- CHALLENGE: Select all lines in the records that include "clipping".

#### MATERIAL TO PROCESS

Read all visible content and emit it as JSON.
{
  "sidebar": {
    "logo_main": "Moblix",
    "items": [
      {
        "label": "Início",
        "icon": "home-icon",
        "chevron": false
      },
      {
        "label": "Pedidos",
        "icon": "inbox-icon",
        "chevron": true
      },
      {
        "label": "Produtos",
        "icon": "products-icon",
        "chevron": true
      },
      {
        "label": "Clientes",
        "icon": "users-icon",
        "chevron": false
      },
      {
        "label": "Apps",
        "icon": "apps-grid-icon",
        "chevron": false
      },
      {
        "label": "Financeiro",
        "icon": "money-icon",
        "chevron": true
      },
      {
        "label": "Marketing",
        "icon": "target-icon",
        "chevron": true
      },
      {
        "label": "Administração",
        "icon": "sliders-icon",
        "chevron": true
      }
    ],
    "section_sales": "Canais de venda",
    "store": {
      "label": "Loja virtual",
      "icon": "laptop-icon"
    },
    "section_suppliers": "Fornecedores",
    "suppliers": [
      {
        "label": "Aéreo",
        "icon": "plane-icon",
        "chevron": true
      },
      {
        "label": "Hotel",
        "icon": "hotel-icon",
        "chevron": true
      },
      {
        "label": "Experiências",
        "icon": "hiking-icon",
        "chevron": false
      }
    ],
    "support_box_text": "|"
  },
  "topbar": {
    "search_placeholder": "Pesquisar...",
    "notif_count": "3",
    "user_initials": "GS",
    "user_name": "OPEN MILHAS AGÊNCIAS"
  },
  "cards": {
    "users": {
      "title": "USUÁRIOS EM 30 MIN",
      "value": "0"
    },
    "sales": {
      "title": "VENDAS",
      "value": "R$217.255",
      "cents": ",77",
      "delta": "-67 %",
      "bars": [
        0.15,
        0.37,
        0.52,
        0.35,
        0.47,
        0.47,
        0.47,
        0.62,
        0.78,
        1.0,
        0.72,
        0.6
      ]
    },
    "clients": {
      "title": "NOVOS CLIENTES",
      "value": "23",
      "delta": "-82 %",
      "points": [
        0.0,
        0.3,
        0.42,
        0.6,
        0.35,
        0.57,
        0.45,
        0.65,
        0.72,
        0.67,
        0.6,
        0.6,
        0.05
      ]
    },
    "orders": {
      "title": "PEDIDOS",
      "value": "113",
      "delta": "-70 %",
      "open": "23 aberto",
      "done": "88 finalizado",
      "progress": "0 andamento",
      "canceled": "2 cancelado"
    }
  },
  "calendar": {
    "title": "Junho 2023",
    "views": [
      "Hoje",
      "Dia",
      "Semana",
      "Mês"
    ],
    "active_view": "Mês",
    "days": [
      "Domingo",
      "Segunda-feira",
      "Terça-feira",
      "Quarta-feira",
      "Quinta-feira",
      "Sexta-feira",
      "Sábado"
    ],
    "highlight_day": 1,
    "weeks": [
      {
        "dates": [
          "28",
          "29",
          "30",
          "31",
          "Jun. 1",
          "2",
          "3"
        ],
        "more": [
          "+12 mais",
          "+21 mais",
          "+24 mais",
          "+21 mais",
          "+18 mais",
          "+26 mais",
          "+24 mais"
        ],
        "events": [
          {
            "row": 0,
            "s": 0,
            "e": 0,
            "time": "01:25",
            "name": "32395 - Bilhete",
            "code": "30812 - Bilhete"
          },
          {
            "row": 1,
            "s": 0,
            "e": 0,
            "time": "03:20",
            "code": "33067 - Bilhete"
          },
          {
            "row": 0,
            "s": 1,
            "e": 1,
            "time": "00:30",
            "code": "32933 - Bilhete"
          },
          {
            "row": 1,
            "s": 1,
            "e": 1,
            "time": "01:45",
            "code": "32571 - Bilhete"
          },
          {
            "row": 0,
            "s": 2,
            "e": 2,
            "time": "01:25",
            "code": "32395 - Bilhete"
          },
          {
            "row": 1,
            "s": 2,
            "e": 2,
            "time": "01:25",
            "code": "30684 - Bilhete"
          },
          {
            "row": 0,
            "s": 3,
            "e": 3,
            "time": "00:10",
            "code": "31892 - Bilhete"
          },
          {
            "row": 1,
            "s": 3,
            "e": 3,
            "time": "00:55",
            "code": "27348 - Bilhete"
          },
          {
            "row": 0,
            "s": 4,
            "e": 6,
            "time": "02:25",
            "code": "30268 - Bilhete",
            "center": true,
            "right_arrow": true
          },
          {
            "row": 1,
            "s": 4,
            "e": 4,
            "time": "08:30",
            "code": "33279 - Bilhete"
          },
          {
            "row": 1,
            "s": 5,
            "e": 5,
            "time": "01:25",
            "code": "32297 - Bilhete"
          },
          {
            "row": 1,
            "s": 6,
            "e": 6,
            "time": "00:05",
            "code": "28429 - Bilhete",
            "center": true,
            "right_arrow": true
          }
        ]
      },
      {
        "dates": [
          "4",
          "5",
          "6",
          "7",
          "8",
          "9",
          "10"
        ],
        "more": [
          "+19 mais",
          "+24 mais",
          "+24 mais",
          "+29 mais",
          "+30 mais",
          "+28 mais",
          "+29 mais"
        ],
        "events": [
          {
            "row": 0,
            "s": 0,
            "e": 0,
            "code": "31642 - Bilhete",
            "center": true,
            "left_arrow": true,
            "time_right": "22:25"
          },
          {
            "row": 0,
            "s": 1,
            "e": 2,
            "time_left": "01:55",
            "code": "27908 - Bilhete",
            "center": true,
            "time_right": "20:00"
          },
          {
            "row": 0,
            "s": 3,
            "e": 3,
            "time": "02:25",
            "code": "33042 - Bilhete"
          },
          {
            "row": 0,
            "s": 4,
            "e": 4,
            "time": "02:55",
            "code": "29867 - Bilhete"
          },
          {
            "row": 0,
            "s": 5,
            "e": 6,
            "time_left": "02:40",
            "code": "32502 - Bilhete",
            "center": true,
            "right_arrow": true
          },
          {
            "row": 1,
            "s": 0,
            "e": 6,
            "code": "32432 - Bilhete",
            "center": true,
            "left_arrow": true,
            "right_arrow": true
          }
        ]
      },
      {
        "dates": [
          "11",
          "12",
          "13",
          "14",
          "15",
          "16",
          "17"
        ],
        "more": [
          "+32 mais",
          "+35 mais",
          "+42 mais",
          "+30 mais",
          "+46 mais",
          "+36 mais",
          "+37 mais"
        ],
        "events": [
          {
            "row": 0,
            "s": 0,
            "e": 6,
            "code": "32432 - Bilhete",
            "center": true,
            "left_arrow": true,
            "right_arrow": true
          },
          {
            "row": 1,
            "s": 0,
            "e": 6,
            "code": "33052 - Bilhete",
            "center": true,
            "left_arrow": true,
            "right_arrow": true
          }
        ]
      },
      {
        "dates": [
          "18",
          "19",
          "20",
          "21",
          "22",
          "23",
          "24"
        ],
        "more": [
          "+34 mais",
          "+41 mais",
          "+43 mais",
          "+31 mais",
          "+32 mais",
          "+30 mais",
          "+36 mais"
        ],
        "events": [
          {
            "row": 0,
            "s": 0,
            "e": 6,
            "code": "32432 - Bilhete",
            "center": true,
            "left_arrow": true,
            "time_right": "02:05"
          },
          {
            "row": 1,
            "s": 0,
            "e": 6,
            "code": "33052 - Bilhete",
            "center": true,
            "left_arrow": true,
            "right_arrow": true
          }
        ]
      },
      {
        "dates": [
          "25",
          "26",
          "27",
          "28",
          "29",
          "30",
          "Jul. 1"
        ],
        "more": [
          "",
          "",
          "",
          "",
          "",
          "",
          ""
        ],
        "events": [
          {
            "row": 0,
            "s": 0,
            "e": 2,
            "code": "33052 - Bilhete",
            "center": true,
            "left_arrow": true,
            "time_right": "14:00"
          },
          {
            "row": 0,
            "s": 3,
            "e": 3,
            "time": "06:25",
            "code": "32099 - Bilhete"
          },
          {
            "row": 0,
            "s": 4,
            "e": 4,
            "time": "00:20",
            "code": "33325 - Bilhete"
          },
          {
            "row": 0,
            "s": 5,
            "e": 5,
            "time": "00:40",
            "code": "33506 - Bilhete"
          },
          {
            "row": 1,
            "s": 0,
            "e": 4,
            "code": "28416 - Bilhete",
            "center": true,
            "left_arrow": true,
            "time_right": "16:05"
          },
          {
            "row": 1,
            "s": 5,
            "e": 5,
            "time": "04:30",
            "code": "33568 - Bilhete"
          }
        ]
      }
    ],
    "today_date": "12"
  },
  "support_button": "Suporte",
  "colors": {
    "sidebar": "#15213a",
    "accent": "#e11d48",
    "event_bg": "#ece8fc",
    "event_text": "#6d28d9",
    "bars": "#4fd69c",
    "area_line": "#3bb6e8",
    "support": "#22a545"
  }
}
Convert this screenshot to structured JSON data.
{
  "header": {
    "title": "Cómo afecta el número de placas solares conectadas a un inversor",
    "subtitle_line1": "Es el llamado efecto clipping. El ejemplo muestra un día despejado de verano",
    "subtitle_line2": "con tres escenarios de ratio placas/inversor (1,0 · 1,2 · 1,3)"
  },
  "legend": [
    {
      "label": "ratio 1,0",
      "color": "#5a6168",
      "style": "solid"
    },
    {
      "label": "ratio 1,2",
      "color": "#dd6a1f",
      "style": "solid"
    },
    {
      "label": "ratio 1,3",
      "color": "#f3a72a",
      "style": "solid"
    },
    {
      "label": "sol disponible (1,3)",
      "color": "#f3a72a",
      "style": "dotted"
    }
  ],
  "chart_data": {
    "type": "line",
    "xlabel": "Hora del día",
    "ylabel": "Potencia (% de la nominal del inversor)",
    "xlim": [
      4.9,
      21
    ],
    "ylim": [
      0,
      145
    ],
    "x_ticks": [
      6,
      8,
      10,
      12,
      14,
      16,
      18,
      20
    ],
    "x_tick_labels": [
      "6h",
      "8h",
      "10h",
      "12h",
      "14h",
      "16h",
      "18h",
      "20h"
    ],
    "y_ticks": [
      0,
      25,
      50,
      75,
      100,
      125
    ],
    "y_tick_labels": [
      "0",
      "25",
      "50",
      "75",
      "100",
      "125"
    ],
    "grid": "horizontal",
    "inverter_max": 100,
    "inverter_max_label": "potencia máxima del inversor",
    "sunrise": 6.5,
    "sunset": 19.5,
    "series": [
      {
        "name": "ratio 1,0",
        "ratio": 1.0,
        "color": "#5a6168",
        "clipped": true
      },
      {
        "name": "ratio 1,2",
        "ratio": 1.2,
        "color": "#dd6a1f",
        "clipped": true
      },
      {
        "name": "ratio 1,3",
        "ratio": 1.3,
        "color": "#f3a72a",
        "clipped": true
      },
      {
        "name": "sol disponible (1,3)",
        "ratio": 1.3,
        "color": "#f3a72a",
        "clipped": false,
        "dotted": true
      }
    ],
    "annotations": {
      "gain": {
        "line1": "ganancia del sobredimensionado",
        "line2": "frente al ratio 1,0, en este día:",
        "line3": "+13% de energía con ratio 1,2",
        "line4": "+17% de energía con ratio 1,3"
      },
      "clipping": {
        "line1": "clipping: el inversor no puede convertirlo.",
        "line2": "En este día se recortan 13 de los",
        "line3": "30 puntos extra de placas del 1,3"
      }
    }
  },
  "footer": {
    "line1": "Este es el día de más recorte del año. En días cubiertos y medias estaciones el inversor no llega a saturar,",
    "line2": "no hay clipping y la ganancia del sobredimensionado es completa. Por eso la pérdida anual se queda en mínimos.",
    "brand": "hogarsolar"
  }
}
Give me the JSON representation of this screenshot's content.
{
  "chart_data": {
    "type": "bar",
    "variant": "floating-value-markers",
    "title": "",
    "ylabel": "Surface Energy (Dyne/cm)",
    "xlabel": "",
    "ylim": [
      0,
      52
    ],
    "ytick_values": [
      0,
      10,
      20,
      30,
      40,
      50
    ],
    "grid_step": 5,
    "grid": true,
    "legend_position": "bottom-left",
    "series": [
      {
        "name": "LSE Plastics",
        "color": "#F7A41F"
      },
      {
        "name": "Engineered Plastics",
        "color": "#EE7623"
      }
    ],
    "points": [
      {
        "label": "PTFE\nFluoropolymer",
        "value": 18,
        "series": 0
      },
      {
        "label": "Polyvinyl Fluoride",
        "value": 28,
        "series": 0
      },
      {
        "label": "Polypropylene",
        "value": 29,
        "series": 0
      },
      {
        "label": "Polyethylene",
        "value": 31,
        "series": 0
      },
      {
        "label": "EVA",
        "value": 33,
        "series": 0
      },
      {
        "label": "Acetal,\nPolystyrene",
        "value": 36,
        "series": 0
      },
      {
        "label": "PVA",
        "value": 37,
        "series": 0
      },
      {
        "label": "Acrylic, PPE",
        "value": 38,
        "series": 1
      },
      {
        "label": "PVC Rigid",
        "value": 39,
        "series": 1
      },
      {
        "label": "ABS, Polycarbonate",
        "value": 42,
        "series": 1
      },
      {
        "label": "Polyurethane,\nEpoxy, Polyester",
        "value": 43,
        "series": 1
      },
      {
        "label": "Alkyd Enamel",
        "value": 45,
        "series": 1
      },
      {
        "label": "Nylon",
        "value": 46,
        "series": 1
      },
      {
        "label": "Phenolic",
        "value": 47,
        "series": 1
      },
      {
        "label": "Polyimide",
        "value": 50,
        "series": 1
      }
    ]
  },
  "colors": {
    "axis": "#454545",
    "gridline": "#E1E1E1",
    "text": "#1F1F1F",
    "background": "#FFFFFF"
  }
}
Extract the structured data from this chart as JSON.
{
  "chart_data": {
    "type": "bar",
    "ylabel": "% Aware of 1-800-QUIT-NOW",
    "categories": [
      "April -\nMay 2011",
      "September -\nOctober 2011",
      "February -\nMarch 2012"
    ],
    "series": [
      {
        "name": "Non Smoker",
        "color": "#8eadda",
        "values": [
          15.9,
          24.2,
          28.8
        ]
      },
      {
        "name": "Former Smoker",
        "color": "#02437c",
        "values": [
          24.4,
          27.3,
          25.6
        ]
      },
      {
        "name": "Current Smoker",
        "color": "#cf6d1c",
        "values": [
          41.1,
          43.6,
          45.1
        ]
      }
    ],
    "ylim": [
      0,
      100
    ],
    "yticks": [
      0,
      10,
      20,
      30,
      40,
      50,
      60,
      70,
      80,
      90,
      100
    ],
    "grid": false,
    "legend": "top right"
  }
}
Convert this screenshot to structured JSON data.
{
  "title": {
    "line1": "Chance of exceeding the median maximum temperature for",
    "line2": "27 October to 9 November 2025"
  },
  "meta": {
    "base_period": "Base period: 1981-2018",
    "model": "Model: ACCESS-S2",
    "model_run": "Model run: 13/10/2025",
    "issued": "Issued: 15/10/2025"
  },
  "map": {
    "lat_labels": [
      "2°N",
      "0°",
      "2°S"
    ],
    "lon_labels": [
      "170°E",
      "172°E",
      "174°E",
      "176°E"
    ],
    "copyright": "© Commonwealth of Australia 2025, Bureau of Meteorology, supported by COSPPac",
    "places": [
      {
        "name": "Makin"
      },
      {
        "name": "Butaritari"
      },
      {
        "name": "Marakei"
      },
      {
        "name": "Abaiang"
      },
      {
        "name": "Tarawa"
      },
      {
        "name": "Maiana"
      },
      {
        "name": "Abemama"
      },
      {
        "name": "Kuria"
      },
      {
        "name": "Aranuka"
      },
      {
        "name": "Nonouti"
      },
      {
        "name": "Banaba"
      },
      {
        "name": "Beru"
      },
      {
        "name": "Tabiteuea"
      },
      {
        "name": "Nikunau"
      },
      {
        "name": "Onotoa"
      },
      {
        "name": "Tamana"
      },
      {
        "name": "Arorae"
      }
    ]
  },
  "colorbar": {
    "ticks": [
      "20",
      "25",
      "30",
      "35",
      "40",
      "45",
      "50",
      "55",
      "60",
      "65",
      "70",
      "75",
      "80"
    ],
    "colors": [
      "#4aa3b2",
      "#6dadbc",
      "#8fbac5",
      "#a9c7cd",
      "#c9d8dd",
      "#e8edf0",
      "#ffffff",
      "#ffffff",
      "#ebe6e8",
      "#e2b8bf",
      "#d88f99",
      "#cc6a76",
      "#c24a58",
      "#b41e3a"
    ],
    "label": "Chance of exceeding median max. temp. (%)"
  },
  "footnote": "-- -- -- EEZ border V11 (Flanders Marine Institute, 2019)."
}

########

- OUTPUT:
    "subtitle_line1": "Es el llamado efecto clipping. El ejemplo muestra un día despejado de verano",
      "clipping": {
        "line1": "clipping: el inversor no puede convertirlo.",
    "line2": "no hay clipping y la ganancia del sobredimensionado es completa. Por eso la pérdida anual se queda en mínimos.",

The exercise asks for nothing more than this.